Material for this task -
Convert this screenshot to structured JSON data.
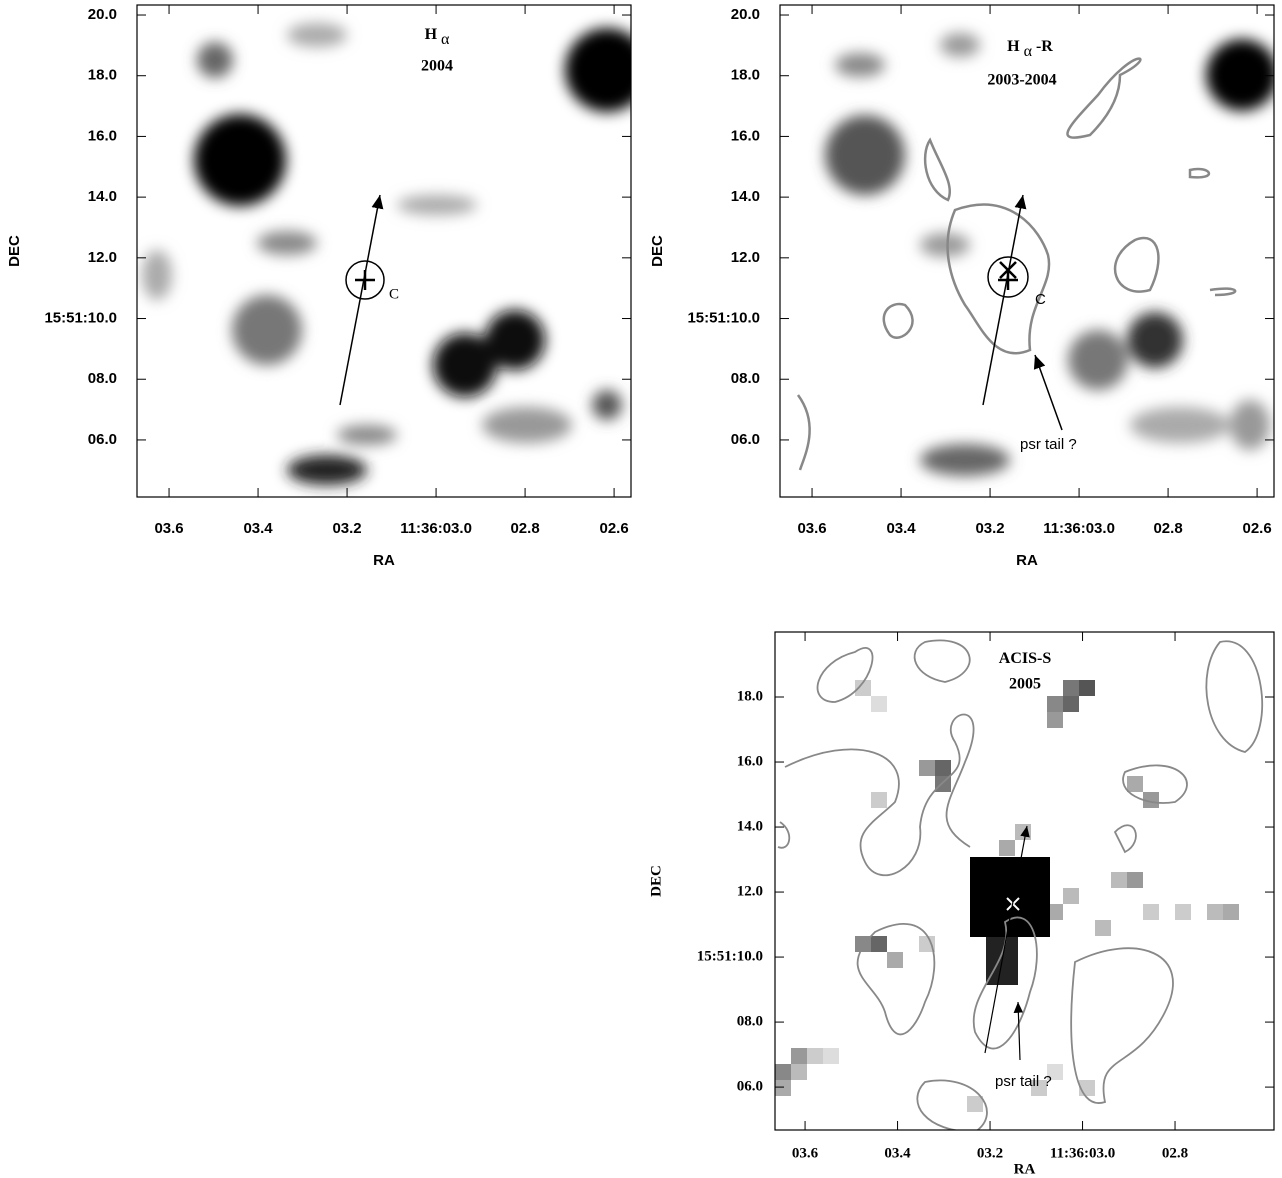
{
  "panels": [
    {
      "title": "H",
      "title_sub": "α",
      "title_suffix": "",
      "subtitle": "2004",
      "xlabel": "RA",
      "ylabel": "DEC",
      "xlim": [
        3.672,
        2.562
      ],
      "ylim": [
        4.12,
        20.33
      ],
      "xticks": [
        {
          "value": 3.6,
          "label": "03.6"
        },
        {
          "value": 3.4,
          "label": "03.4"
        },
        {
          "value": 3.2,
          "label": "03.2"
        },
        {
          "value": 3.0,
          "label": "11:36:03.0"
        },
        {
          "value": 2.8,
          "label": "02.8"
        },
        {
          "value": 2.6,
          "label": "02.6"
        }
      ],
      "yticks": [
        {
          "value": 20,
          "label": "20.0"
        },
        {
          "value": 18,
          "label": "18.0"
        },
        {
          "value": 16,
          "label": "16.0"
        },
        {
          "value": 14,
          "label": "14.0"
        },
        {
          "value": 12,
          "label": "12.0"
        },
        {
          "value": 10,
          "label": "15:51:10.0"
        },
        {
          "value": 8,
          "label": "08.0"
        },
        {
          "value": 6,
          "label": "06.0"
        }
      ],
      "annotations": [
        "C"
      ]
    },
    {
      "title": "H",
      "title_sub": "α",
      "title_suffix": "-R",
      "subtitle": "2003-2004",
      "xlabel": "RA",
      "ylabel": "DEC",
      "xlim": [
        3.672,
        2.562
      ],
      "ylim": [
        4.12,
        20.33
      ],
      "xticks": [
        {
          "value": 3.6,
          "label": "03.6"
        },
        {
          "value": 3.4,
          "label": "03.4"
        },
        {
          "value": 3.2,
          "label": "03.2"
        },
        {
          "value": 3.0,
          "label": "11:36:03.0"
        },
        {
          "value": 2.8,
          "label": "02.8"
        },
        {
          "value": 2.6,
          "label": "02.6"
        }
      ],
      "yticks": [
        {
          "value": 20,
          "label": "20.0"
        },
        {
          "value": 18,
          "label": "18.0"
        },
        {
          "value": 16,
          "label": "16.0"
        },
        {
          "value": 14,
          "label": "14.0"
        },
        {
          "value": 12,
          "label": "12.0"
        },
        {
          "value": 10,
          "label": "15:51:10.0"
        },
        {
          "value": 8,
          "label": "08.0"
        },
        {
          "value": 6,
          "label": "06.0"
        }
      ],
      "annotations": [
        "C",
        "psr tail ?"
      ]
    },
    {
      "title": "ACIS-S",
      "title_sub": "",
      "title_suffix": "",
      "subtitle": "2005",
      "xlabel": "RA",
      "ylabel": "DEC",
      "xlim": [
        3.665,
        2.586
      ],
      "ylim": [
        4.68,
        20.0
      ],
      "xticks": [
        {
          "value": 3.6,
          "label": "03.6"
        },
        {
          "value": 3.4,
          "label": "03.4"
        },
        {
          "value": 3.2,
          "label": "03.2"
        },
        {
          "value": 3.0,
          "label": "11:36:03.0"
        },
        {
          "value": 2.8,
          "label": "02.8"
        }
      ],
      "yticks": [
        {
          "value": 18,
          "label": "18.0"
        },
        {
          "value": 16,
          "label": "16.0"
        },
        {
          "value": 14,
          "label": "14.0"
        },
        {
          "value": 12,
          "label": "12.0"
        },
        {
          "value": 10,
          "label": "15:51:10.0"
        },
        {
          "value": 8,
          "label": "08.0"
        },
        {
          "value": 6,
          "label": "06.0"
        }
      ],
      "annotations": [
        "psr tail ?"
      ]
    }
  ]
}
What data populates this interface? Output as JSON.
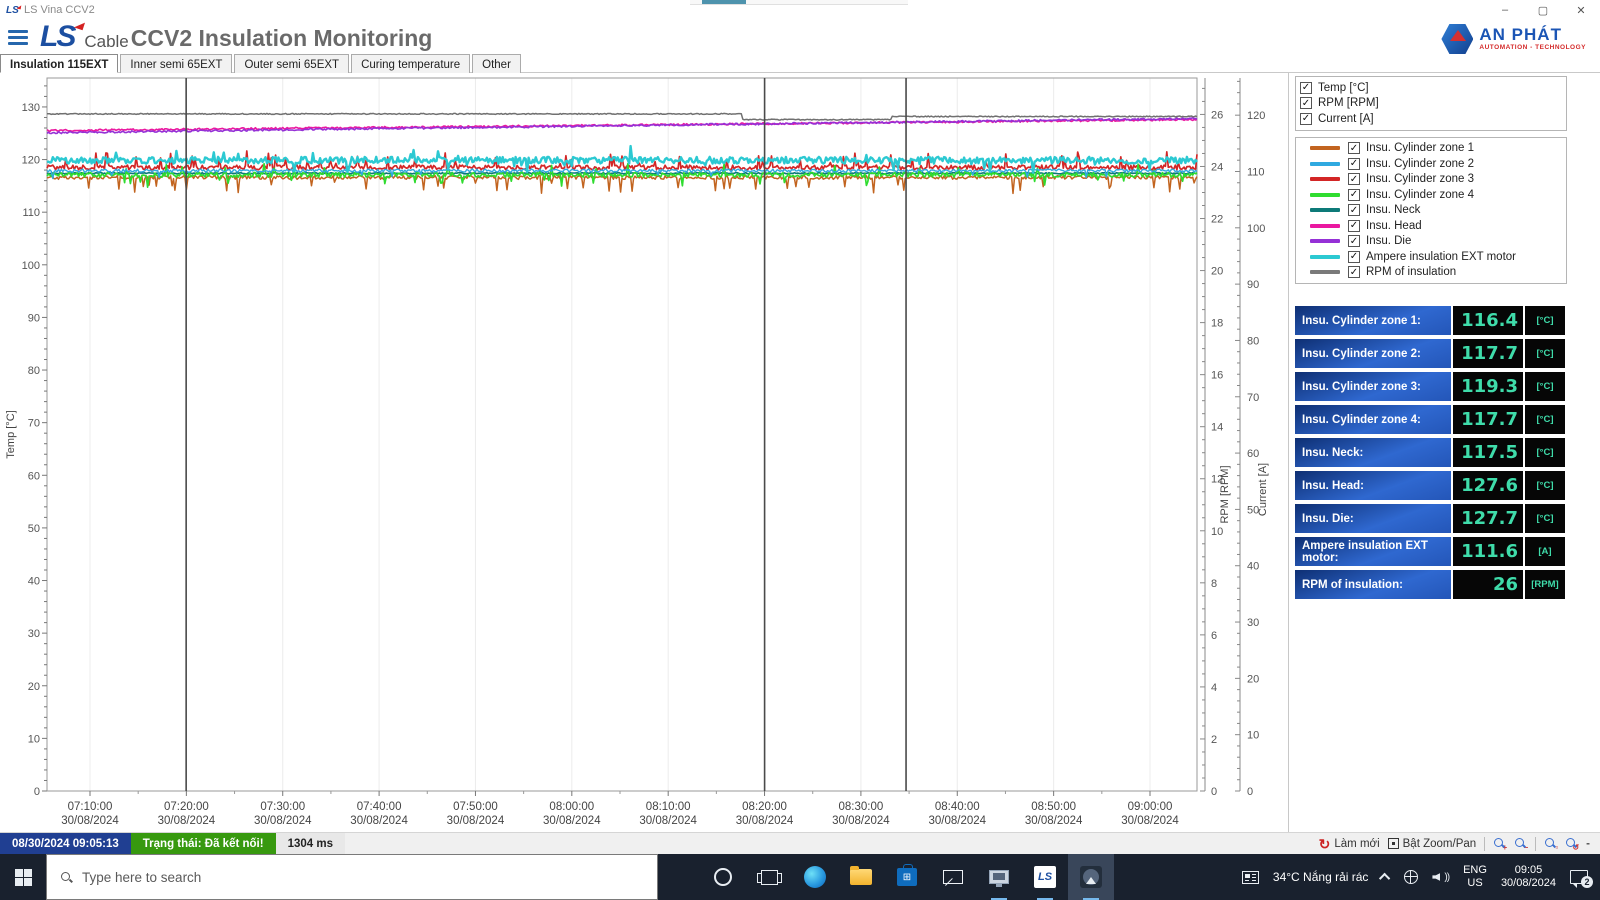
{
  "titlebar": {
    "app_title": "LS Vina CCV2",
    "minimize": "–",
    "maximize": "▢",
    "close": "✕"
  },
  "header": {
    "logo_main": "LS",
    "logo_sub": "Cable",
    "title": "CCV2 Insulation Monitoring",
    "anphat_name": "AN PHÁT",
    "anphat_tagline": "AUTOMATION - TECHNOLOGY"
  },
  "tabs": [
    {
      "label": "Insulation 115EXT",
      "active": true
    },
    {
      "label": "Inner semi 65EXT",
      "active": false
    },
    {
      "label": "Outer semi 65EXT",
      "active": false
    },
    {
      "label": "Curing temperature",
      "active": false
    },
    {
      "label": "Other",
      "active": false
    }
  ],
  "legend": {
    "axis_toggles": [
      {
        "label": "Temp [°C]",
        "checked": true
      },
      {
        "label": "RPM [RPM]",
        "checked": true
      },
      {
        "label": "Current [A]",
        "checked": true
      }
    ],
    "series_toggles": [
      {
        "label": "Insu. Cylinder zone 1",
        "color": "#c2641f",
        "checked": true
      },
      {
        "label": "Insu. Cylinder zone 2",
        "color": "#2fa9e0",
        "checked": true
      },
      {
        "label": "Insu. Cylinder zone 3",
        "color": "#d32626",
        "checked": true
      },
      {
        "label": "Insu. Cylinder zone 4",
        "color": "#2fdc2f",
        "checked": true
      },
      {
        "label": "Insu. Neck",
        "color": "#0d7a78",
        "checked": true
      },
      {
        "label": "Insu. Head",
        "color": "#ea18a0",
        "checked": true
      },
      {
        "label": "Insu. Die",
        "color": "#9531d6",
        "checked": true
      },
      {
        "label": "Ampere insulation EXT motor",
        "color": "#2cc9d2",
        "checked": true
      },
      {
        "label": "RPM of insulation",
        "color": "#7a7a7a",
        "checked": true
      }
    ]
  },
  "readouts": [
    {
      "label": "Insu. Cylinder zone 1:",
      "value": "116.4",
      "unit": "[°C]"
    },
    {
      "label": "Insu. Cylinder zone 2:",
      "value": "117.7",
      "unit": "[°C]"
    },
    {
      "label": "Insu. Cylinder zone 3:",
      "value": "119.3",
      "unit": "[°C]"
    },
    {
      "label": "Insu. Cylinder zone 4:",
      "value": "117.7",
      "unit": "[°C]"
    },
    {
      "label": "Insu. Neck:",
      "value": "117.5",
      "unit": "[°C]"
    },
    {
      "label": "Insu. Head:",
      "value": "127.6",
      "unit": "[°C]"
    },
    {
      "label": "Insu. Die:",
      "value": "127.7",
      "unit": "[°C]"
    },
    {
      "label": "Ampere insulation EXT motor:",
      "value": "111.6",
      "unit": "[A]"
    },
    {
      "label": "RPM of insulation:",
      "value": "26",
      "unit": "[RPM]"
    }
  ],
  "chart_data": {
    "type": "line",
    "x_labels_time": [
      "07:10:00",
      "07:20:00",
      "07:30:00",
      "07:40:00",
      "07:50:00",
      "08:00:00",
      "08:10:00",
      "08:20:00",
      "08:30:00",
      "08:40:00",
      "08:50:00",
      "09:00:00"
    ],
    "x_label_date": "30/08/2024",
    "axes": {
      "temp": {
        "label": "Temp [°C]",
        "min": 0,
        "max": 135.5,
        "ticks": [
          0,
          10,
          20,
          30,
          40,
          50,
          60,
          70,
          80,
          90,
          100,
          110,
          120,
          130
        ],
        "minor_step": 2
      },
      "rpm": {
        "label": "RPM [RPM]",
        "min": 0,
        "max": 27.4,
        "ticks": [
          0,
          2,
          4,
          6,
          8,
          10,
          12,
          14,
          16,
          18,
          20,
          22,
          24,
          26
        ],
        "minor_step": 0.5
      },
      "current": {
        "label": "Current [A]",
        "min": 0,
        "max": 126.6,
        "ticks": [
          0,
          10,
          20,
          30,
          40,
          50,
          60,
          70,
          80,
          90,
          100,
          110,
          120
        ],
        "minor_step": 2
      }
    },
    "cursors": [
      0.121,
      0.624,
      0.747
    ],
    "series": [
      {
        "name": "Insu. Neck",
        "color": "#0d7a78",
        "axis": "temp",
        "base": 117.4,
        "noise": 0.12,
        "spikeP": 0,
        "spikeAmp": 0,
        "spikeDir": 0,
        "width": 1.6
      },
      {
        "name": "Insu. Cylinder zone 1",
        "color": "#c2641f",
        "axis": "temp",
        "base": 116.6,
        "noise": 0.35,
        "spikeP": 0.06,
        "spikeAmp": 2.2,
        "spikeDir": -1,
        "width": 1.5
      },
      {
        "name": "Insu. Cylinder zone 3",
        "color": "#d32626",
        "axis": "temp",
        "base": 118.5,
        "noise": 0.45,
        "spikeP": 0.07,
        "spikeAmp": 2.1,
        "spikeDir": 1,
        "width": 1.7
      },
      {
        "name": "Insu. Cylinder zone 4",
        "color": "#2fdc2f",
        "axis": "temp",
        "base": 117.1,
        "noise": 0.45,
        "spikeP": 0.06,
        "spikeAmp": 1.6,
        "spikeDir": 0,
        "width": 1.7
      },
      {
        "name": "Insu. Cylinder zone 2",
        "color": "#2fa9e0",
        "axis": "temp",
        "base": 117.9,
        "noise": 0.3,
        "spikeP": 0.02,
        "spikeAmp": 1.0,
        "spikeDir": -1,
        "width": 1.4
      },
      {
        "name": "Ampere insulation EXT motor",
        "color": "#2cc9d2",
        "axis": "current",
        "base": 112.0,
        "noise": 0.6,
        "spikeP": 0.05,
        "spikeAmp": 1.5,
        "spikeDir": 0,
        "width": 2.4
      },
      {
        "name": "Insu. Head",
        "color": "#ea18a0",
        "axis": "temp",
        "trend": [
          125.5,
          127.6
        ],
        "noise": 0.18,
        "width": 1.6
      },
      {
        "name": "Insu. Die",
        "color": "#9531d6",
        "axis": "temp",
        "trend": [
          125.1,
          127.8
        ],
        "noise": 0.18,
        "width": 1.6
      },
      {
        "name": "RPM of insulation",
        "color": "#707070",
        "axis": "rpm",
        "steps": [
          [
            0,
            26.02
          ],
          [
            0.605,
            25.8
          ],
          [
            0.735,
            25.92
          ]
        ],
        "noise": 0.02,
        "width": 1.5
      }
    ]
  },
  "statusbar": {
    "datetime": "08/30/2024 09:05:13",
    "status": "Trạng thái: Đã kết nối!",
    "latency": "1304 ms",
    "refresh_label": "Làm mới",
    "zoompan_label": "Bật Zoom/Pan"
  },
  "taskbar": {
    "search_placeholder": "Type here to search",
    "weather": "34°C Nắng rải rác",
    "lang_line1": "ENG",
    "lang_line2": "US",
    "time": "09:05",
    "date": "30/08/2024",
    "notif_count": "2"
  }
}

Written exercise - Identify the lines in the entries that hold "subtitle" and return each one.

Written answer -
      "subtitle": "2004",
      "subtitle": "2003-2004",
      "subtitle": "2005",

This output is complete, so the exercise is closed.